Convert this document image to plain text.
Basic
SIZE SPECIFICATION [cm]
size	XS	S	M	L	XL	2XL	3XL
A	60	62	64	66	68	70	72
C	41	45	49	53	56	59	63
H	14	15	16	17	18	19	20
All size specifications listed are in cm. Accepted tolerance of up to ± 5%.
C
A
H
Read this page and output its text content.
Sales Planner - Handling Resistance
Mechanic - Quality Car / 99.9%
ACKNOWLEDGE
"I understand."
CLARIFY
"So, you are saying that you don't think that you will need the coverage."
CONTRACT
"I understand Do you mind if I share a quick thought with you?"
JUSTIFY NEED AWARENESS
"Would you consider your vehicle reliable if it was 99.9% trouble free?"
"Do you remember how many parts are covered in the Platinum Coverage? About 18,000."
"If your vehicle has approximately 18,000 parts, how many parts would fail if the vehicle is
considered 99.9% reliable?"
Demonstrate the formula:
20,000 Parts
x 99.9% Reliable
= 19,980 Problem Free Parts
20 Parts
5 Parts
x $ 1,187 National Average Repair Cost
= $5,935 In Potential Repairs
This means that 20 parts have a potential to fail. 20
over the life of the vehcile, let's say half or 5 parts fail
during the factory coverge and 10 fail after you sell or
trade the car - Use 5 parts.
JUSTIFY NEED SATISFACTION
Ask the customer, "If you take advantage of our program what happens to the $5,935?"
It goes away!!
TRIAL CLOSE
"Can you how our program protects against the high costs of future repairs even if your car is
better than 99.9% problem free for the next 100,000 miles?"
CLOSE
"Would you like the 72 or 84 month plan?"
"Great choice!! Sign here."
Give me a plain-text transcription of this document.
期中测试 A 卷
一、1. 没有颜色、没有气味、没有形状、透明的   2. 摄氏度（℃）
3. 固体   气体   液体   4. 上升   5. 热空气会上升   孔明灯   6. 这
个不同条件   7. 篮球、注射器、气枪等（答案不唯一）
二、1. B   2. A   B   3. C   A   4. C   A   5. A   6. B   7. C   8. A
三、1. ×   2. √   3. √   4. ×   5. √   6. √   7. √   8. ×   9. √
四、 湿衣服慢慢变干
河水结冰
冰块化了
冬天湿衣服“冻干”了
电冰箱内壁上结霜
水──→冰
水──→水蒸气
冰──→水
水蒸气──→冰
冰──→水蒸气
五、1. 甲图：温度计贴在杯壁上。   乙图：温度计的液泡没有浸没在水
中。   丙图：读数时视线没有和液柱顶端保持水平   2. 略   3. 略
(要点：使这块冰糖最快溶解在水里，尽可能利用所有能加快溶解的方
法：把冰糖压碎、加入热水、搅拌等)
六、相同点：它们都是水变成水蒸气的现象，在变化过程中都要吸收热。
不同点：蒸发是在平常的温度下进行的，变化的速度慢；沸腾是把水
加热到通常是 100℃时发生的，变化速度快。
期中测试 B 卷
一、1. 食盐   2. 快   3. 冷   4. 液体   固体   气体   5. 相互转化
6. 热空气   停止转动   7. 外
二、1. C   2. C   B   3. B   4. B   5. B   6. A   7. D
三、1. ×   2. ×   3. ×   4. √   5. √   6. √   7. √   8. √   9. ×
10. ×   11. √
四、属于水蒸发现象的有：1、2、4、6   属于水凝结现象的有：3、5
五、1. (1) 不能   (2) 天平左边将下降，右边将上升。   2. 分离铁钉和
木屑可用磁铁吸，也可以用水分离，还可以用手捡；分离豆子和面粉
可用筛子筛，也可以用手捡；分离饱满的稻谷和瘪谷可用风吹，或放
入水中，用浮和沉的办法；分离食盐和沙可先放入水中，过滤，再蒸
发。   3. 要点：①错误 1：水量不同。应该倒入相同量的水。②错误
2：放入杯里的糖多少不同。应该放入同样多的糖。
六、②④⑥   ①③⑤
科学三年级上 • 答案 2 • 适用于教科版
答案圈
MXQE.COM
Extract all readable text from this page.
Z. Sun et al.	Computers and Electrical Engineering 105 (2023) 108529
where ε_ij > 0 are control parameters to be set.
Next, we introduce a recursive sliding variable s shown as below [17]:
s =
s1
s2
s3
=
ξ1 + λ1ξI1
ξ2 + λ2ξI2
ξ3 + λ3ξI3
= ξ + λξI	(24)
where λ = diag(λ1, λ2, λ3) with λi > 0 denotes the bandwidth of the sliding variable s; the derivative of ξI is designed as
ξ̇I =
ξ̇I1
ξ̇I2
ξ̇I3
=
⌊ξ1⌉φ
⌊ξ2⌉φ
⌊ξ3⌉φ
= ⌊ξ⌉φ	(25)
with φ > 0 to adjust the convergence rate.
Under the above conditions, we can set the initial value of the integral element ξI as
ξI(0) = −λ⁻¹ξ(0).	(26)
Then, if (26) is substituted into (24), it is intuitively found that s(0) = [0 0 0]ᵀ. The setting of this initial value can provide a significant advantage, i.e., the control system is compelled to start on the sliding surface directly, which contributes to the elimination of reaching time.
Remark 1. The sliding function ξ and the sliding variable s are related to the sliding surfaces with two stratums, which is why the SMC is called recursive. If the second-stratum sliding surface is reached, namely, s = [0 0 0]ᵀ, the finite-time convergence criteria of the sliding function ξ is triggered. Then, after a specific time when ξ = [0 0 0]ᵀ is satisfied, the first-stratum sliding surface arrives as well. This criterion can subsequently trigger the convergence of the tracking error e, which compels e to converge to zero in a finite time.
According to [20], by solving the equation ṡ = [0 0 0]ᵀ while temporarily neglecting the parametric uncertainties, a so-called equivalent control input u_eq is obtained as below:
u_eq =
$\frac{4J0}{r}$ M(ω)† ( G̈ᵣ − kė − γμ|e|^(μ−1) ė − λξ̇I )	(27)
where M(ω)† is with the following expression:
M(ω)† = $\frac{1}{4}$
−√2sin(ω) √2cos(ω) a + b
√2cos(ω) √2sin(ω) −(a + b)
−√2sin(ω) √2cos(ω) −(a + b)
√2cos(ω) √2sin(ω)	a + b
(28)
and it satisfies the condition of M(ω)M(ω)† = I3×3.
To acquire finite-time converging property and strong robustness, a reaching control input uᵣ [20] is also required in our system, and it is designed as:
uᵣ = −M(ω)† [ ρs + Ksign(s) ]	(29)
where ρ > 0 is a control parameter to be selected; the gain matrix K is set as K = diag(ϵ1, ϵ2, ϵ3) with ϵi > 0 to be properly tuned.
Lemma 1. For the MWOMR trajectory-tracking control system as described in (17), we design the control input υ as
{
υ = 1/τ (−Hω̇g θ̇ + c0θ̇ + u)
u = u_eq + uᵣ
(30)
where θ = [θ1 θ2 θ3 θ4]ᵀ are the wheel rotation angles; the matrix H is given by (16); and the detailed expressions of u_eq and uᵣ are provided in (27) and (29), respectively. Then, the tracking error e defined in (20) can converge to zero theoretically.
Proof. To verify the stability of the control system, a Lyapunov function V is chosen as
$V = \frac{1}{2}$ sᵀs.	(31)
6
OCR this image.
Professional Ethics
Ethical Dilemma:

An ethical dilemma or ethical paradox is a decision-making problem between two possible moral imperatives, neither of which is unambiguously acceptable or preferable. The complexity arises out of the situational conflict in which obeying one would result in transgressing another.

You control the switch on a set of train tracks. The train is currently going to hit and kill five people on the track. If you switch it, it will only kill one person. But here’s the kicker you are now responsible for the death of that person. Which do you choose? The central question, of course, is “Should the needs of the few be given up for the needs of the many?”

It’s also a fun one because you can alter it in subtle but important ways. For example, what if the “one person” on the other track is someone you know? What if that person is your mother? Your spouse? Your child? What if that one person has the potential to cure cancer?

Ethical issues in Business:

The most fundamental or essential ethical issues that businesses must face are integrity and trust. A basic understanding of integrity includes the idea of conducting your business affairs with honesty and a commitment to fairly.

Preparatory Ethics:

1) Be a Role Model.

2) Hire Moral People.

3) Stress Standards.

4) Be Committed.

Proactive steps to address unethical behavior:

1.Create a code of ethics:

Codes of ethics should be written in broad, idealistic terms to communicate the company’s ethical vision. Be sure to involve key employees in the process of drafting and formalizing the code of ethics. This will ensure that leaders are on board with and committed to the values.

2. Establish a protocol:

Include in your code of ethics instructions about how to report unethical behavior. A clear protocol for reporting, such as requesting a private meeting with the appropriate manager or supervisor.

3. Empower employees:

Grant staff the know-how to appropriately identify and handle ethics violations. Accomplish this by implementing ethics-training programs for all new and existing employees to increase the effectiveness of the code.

Challenge => Using the listing above, locate the lines that hold "diag" and copy each one.

Response for this exercise =>
where λ = diag(λ1, λ2, λ3) with λi > 0 denotes the bandwidth of the sliding variable s; the derivative of ξI is designed as
where ρ > 0 is a control parameter to be selected; the gain matrix K is set as K = diag(ϵ1, ϵ2, ϵ3) with ϵi > 0 to be properly tuned.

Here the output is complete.